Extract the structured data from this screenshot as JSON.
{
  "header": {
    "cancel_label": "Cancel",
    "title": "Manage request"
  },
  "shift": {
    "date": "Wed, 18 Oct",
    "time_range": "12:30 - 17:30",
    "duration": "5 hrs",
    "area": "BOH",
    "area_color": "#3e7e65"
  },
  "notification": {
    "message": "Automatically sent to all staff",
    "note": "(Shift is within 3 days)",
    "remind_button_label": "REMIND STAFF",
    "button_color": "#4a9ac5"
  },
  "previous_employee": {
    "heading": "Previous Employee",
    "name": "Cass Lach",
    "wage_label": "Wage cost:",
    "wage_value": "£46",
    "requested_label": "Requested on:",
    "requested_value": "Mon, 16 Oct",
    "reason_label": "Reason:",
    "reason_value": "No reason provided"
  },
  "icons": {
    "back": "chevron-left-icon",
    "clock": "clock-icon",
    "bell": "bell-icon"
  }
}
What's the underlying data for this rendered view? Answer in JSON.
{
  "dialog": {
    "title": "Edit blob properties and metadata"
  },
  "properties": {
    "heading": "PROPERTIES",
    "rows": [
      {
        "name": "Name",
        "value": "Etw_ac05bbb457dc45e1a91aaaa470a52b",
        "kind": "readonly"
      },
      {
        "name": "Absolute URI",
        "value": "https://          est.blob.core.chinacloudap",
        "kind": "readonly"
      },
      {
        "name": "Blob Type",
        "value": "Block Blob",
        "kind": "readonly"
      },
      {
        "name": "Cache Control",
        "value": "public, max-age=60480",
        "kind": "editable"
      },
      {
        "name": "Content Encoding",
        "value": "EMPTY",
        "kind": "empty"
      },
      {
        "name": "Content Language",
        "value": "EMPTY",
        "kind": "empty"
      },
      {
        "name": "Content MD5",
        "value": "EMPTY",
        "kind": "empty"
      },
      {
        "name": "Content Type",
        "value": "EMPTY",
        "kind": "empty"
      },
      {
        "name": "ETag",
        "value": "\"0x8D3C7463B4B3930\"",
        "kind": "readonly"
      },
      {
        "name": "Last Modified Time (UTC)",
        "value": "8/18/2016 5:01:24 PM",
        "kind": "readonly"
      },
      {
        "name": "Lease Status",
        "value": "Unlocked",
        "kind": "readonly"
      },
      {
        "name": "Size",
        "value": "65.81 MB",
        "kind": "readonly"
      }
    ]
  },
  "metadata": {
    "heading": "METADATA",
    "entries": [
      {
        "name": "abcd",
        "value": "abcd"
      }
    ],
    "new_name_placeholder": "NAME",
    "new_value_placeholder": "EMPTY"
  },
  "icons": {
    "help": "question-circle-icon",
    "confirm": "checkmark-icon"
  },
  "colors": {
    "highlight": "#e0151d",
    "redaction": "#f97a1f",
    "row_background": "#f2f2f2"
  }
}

* EXERCISE INSTRUCTIONS
Transcribe each entry precisely, missing none.

* ANSWER TO THE TASK
Extract the structured data from this screenshot as JSON.
{
  "header": {
    "cancel_label": "Cancel",
    "title": "Manage request"
  },
  "shift": {
    "date": "Wed, 18 Oct",
    "time_range": "12:30 - 17:30",
    "duration": "5 hrs",
    "area": "BOH",
    "area_color": "#3e7e65"
  },
  "notification": {
    "message": "Automatically sent to all staff",
    "note": "(Shift is within 3 days)",
    "remind_button_label": "REMIND STAFF",
    "button_color": "#4a9ac5"
  },
  "previous_employee": {
    "heading": "Previous Employee",
    "name": "Cass Lach",
    "wage_label": "Wage cost:",
    "wage_value": "£46",
    "requested_label": "Requested on:",
    "requested_value": "Mon, 16 Oct",
    "reason_label": "Reason:",
    "reason_value": "No reason provided"
  },
  "icons": {
    "back": "chevron-left-icon",
    "clock": "clock-icon",
    "bell": "bell-icon"
  }
}
What's the underlying data for this rendered view? Answer in JSON.
{
  "dialog": {
    "title": "Edit blob properties and metadata"
  },
  "properties": {
    "heading": "PROPERTIES",
    "rows": [
      {
        "name": "Name",
        "value": "Etw_ac05bbb457dc45e1a91aaaa470a52b",
        "kind": "readonly"
      },
      {
        "name": "Absolute URI",
        "value": "https://          est.blob.core.chinacloudap",
        "kind": "readonly"
      },
      {
        "name": "Blob Type",
        "value": "Block Blob",
        "kind": "readonly"
      },
      {
        "name": "Cache Control",
        "value": "public, max-age=60480",
        "kind": "editable"
      },
      {
        "name": "Content Encoding",
        "value": "EMPTY",
        "kind": "empty"
      },
      {
        "name": "Content Language",
        "value": "EMPTY",
        "kind": "empty"
      },
      {
        "name": "Content MD5",
        "value": "EMPTY",
        "kind": "empty"
      },
      {
        "name": "Content Type",
        "value": "EMPTY",
        "kind": "empty"
      },
      {
        "name": "ETag",
        "value": "\"0x8D3C7463B4B3930\"",
        "kind": "readonly"
      },
      {
        "name": "Last Modified Time (UTC)",
        "value": "8/18/2016 5:01:24 PM",
        "kind": "readonly"
      },
      {
        "name": "Lease Status",
        "value": "Unlocked",
        "kind": "readonly"
      },
      {
        "name": "Size",
        "value": "65.81 MB",
        "kind": "readonly"
      }
    ]
  },
  "metadata": {
    "heading": "METADATA",
    "entries": [
      {
        "name": "abcd",
        "value": "abcd"
      }
    ],
    "new_name_placeholder": "NAME",
    "new_value_placeholder": "EMPTY"
  },
  "icons": {
    "help": "question-circle-icon",
    "confirm": "checkmark-icon"
  },
  "colors": {
    "highlight": "#e0151d",
    "redaction": "#f97a1f",
    "row_background": "#f2f2f2"
  }
}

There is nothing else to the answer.